::: RECORDS FOR THE TASK :::

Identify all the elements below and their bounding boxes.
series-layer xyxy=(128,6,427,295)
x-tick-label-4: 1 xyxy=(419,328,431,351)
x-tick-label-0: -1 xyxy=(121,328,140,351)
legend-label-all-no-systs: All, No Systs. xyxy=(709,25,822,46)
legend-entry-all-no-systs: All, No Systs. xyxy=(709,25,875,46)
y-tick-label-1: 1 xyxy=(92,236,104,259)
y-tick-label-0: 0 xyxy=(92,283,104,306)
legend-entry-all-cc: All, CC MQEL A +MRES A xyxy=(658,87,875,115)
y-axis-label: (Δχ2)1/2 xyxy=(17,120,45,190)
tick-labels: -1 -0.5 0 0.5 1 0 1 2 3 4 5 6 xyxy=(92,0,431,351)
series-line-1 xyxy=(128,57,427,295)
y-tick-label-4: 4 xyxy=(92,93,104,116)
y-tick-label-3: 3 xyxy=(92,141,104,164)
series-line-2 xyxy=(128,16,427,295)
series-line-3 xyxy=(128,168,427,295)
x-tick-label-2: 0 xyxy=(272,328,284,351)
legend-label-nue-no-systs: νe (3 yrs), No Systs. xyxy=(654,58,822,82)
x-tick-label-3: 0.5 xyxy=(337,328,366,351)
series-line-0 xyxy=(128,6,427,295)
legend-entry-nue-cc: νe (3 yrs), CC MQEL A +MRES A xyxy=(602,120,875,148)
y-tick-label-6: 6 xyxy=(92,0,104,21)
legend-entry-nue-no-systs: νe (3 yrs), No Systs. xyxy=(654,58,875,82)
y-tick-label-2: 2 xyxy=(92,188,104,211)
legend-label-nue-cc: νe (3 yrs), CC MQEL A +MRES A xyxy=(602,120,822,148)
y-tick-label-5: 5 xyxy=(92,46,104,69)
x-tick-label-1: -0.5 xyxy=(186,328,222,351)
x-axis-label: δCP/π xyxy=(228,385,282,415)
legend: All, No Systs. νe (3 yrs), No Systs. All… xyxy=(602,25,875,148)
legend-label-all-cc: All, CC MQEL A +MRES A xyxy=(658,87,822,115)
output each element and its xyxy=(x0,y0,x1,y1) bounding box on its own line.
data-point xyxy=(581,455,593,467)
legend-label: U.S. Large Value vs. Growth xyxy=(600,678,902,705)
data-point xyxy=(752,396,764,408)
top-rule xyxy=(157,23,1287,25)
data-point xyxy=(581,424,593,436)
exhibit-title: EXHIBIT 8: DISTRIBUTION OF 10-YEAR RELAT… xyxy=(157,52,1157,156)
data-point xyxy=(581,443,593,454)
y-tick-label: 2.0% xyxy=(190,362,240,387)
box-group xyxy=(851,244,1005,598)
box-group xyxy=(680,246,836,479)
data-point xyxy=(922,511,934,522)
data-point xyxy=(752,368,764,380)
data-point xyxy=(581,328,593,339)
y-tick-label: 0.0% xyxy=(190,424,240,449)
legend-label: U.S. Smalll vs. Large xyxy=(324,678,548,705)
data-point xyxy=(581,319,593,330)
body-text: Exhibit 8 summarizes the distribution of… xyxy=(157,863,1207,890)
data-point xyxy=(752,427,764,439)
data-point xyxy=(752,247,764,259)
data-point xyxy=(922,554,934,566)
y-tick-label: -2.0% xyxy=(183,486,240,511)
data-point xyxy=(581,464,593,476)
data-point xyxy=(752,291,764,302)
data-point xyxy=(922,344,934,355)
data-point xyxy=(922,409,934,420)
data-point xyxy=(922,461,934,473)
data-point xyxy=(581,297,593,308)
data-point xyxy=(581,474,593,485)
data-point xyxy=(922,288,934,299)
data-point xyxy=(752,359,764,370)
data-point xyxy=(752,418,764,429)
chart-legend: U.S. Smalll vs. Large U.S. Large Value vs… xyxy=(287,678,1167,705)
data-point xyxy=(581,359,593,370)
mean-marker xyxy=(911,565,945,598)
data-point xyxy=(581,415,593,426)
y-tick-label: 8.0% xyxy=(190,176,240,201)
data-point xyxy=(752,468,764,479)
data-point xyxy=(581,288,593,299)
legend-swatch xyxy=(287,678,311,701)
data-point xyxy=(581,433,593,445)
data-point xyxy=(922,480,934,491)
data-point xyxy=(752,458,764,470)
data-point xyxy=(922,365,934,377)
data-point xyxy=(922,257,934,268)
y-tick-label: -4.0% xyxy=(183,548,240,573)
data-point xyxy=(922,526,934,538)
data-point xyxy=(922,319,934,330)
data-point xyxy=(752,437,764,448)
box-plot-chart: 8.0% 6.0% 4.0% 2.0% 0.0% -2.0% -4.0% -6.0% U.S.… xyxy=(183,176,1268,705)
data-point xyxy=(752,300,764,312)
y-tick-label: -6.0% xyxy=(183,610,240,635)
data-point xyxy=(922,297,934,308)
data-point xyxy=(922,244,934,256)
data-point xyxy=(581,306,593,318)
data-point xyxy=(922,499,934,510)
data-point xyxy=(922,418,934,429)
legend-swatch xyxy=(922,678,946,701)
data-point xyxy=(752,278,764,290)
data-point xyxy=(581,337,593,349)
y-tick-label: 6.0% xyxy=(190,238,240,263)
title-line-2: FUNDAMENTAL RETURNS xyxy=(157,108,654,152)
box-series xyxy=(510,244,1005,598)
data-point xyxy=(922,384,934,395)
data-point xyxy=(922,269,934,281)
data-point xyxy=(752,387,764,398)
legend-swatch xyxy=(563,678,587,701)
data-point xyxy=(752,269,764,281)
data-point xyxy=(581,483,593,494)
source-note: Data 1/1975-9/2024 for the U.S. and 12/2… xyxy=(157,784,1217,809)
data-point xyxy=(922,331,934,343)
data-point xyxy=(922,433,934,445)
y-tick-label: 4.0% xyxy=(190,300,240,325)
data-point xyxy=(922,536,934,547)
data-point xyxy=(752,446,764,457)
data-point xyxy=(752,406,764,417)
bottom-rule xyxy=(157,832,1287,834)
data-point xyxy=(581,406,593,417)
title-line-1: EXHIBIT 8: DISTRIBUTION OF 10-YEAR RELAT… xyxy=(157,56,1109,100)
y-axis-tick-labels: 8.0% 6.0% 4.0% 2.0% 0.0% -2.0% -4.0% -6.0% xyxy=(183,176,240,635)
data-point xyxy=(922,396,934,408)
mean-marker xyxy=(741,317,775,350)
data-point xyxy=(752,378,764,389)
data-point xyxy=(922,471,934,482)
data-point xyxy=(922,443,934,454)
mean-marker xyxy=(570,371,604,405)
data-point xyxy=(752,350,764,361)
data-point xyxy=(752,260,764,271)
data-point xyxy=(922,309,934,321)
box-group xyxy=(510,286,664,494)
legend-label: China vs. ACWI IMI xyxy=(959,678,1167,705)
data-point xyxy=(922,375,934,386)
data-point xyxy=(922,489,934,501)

:::

== EXERCISE PROMPT ==
Write out every line of the listing above verbatim, from first to last, without changing anything.

== OUTPUT BELOW ==
Identify all the elements below and their bounding boxes.
series-layer xyxy=(128,6,427,295)
x-tick-label-4: 1 xyxy=(419,328,431,351)
x-tick-label-0: -1 xyxy=(121,328,140,351)
legend-label-all-no-systs: All, No Systs. xyxy=(709,25,822,46)
legend-entry-all-no-systs: All, No Systs. xyxy=(709,25,875,46)
y-tick-label-1: 1 xyxy=(92,236,104,259)
y-tick-label-0: 0 xyxy=(92,283,104,306)
legend-entry-all-cc: All, CC MQEL A +MRES A xyxy=(658,87,875,115)
y-axis-label: (Δχ2)1/2 xyxy=(17,120,45,190)
tick-labels: -1 -0.5 0 0.5 1 0 1 2 3 4 5 6 xyxy=(92,0,431,351)
series-line-1 xyxy=(128,57,427,295)
y-tick-label-4: 4 xyxy=(92,93,104,116)
y-tick-label-3: 3 xyxy=(92,141,104,164)
series-line-2 xyxy=(128,16,427,295)
series-line-3 xyxy=(128,168,427,295)
x-tick-label-2: 0 xyxy=(272,328,284,351)
legend-label-nue-no-systs: νe (3 yrs), No Systs. xyxy=(654,58,822,82)
x-tick-label-3: 0.5 xyxy=(337,328,366,351)
series-line-0 xyxy=(128,6,427,295)
legend-entry-nue-cc: νe (3 yrs), CC MQEL A +MRES A xyxy=(602,120,875,148)
y-tick-label-6: 6 xyxy=(92,0,104,21)
legend-entry-nue-no-systs: νe (3 yrs), No Systs. xyxy=(654,58,875,82)
y-tick-label-2: 2 xyxy=(92,188,104,211)
legend-label-nue-cc: νe (3 yrs), CC MQEL A +MRES A xyxy=(602,120,822,148)
y-tick-label-5: 5 xyxy=(92,46,104,69)
x-tick-label-1: -0.5 xyxy=(186,328,222,351)
x-axis-label: δCP/π xyxy=(228,385,282,415)
legend: All, No Systs. νe (3 yrs), No Systs. All… xyxy=(602,25,875,148)
legend-label-all-cc: All, CC MQEL A +MRES A xyxy=(658,87,822,115)
output each element and its xyxy=(x0,y0,x1,y1) bounding box on its own line.
data-point xyxy=(581,455,593,467)
legend-label: U.S. Large Value vs. Growth xyxy=(600,678,902,705)
data-point xyxy=(752,396,764,408)
top-rule xyxy=(157,23,1287,25)
data-point xyxy=(581,424,593,436)
exhibit-title: EXHIBIT 8: DISTRIBUTION OF 10-YEAR RELAT… xyxy=(157,52,1157,156)
data-point xyxy=(581,443,593,454)
y-tick-label: 2.0% xyxy=(190,362,240,387)
box-group xyxy=(851,244,1005,598)
box-group xyxy=(680,246,836,479)
data-point xyxy=(922,511,934,522)
data-point xyxy=(752,368,764,380)
data-point xyxy=(581,328,593,339)
y-tick-label: 0.0% xyxy=(190,424,240,449)
legend-label: U.S. Smalll vs. Large xyxy=(324,678,548,705)
data-point xyxy=(581,319,593,330)
body-text: Exhibit 8 summarizes the distribution of… xyxy=(157,863,1207,890)
data-point xyxy=(752,427,764,439)
data-point xyxy=(752,247,764,259)
data-point xyxy=(922,554,934,566)
y-tick-label: -2.0% xyxy=(183,486,240,511)
data-point xyxy=(581,464,593,476)
data-point xyxy=(752,291,764,302)
data-point xyxy=(922,344,934,355)
data-point xyxy=(922,409,934,420)
data-point xyxy=(922,461,934,473)
data-point xyxy=(581,297,593,308)
data-point xyxy=(581,474,593,485)
data-point xyxy=(922,288,934,299)
data-point xyxy=(752,359,764,370)
data-point xyxy=(752,418,764,429)
chart-legend: U.S. Smalll vs. Large U.S. Large Value vs… xyxy=(287,678,1167,705)
data-point xyxy=(581,359,593,370)
mean-marker xyxy=(911,565,945,598)
data-point xyxy=(581,415,593,426)
y-tick-label: 8.0% xyxy=(190,176,240,201)
data-point xyxy=(752,468,764,479)
data-point xyxy=(581,288,593,299)
legend-swatch xyxy=(287,678,311,701)
data-point xyxy=(581,433,593,445)
data-point xyxy=(922,480,934,491)
data-point xyxy=(752,458,764,470)
data-point xyxy=(922,365,934,377)
data-point xyxy=(922,257,934,268)
y-tick-label: -4.0% xyxy=(183,548,240,573)
data-point xyxy=(922,526,934,538)
data-point xyxy=(922,319,934,330)
data-point xyxy=(752,437,764,448)
box-plot-chart: 8.0% 6.0% 4.0% 2.0% 0.0% -2.0% -4.0% -6.0% U.S.… xyxy=(183,176,1268,705)
data-point xyxy=(752,300,764,312)
y-tick-label: -6.0% xyxy=(183,610,240,635)
data-point xyxy=(922,297,934,308)
data-point xyxy=(922,244,934,256)
data-point xyxy=(581,306,593,318)
data-point xyxy=(922,499,934,510)
data-point xyxy=(922,418,934,429)
legend-swatch xyxy=(922,678,946,701)
data-point xyxy=(752,278,764,290)
data-point xyxy=(581,337,593,349)
y-tick-label: 6.0% xyxy=(190,238,240,263)
title-line-2: FUNDAMENTAL RETURNS xyxy=(157,108,654,152)
box-series xyxy=(510,244,1005,598)
data-point xyxy=(922,384,934,395)
data-point xyxy=(922,269,934,281)
data-point xyxy=(752,387,764,398)
legend-swatch xyxy=(563,678,587,701)
data-point xyxy=(752,269,764,281)
data-point xyxy=(581,483,593,494)
source-note: Data 1/1975-9/2024 for the U.S. and 12/2… xyxy=(157,784,1217,809)
data-point xyxy=(922,331,934,343)
data-point xyxy=(922,433,934,445)
y-tick-label: 4.0% xyxy=(190,300,240,325)
data-point xyxy=(922,536,934,547)
data-point xyxy=(752,446,764,457)
data-point xyxy=(752,406,764,417)
bottom-rule xyxy=(157,832,1287,834)
data-point xyxy=(581,406,593,417)
title-line-1: EXHIBIT 8: DISTRIBUTION OF 10-YEAR RELAT… xyxy=(157,56,1109,100)
y-axis-tick-labels: 8.0% 6.0% 4.0% 2.0% 0.0% -2.0% -4.0% -6.0% xyxy=(183,176,240,635)
data-point xyxy=(922,396,934,408)
mean-marker xyxy=(741,317,775,350)
data-point xyxy=(752,378,764,389)
data-point xyxy=(922,471,934,482)
data-point xyxy=(922,443,934,454)
mean-marker xyxy=(570,371,604,405)
data-point xyxy=(752,350,764,361)
data-point xyxy=(752,260,764,271)
data-point xyxy=(922,309,934,321)
box-group xyxy=(510,286,664,494)
legend-label: China vs. ACWI IMI xyxy=(959,678,1167,705)
data-point xyxy=(922,375,934,386)
data-point xyxy=(922,489,934,501)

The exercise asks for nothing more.